- _Given task_
Return each line of the records holding the string "HVAC".
__________
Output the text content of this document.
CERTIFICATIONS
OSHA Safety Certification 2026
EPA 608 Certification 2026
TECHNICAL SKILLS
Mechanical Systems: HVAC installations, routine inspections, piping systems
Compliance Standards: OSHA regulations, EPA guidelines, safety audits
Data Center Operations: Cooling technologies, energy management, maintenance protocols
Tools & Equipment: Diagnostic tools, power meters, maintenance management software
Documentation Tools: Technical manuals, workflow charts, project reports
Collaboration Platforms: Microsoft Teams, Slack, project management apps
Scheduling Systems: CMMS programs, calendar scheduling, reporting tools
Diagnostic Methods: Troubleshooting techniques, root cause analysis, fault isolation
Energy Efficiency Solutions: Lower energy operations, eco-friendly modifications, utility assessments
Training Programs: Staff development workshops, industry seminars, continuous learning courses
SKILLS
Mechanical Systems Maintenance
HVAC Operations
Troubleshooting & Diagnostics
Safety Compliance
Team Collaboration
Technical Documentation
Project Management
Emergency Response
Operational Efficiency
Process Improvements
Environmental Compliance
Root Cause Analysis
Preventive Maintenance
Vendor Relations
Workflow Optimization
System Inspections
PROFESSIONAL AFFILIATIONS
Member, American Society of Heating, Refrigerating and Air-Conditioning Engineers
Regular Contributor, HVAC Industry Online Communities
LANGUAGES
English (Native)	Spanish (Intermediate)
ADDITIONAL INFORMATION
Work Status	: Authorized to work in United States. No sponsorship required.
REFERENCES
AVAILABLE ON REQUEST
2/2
__________
- _Worked solution_
Mechanical Systems: HVAC installations, routine inspections, piping systems
HVAC Operations
Regular Contributor, HVAC Industry Online Communities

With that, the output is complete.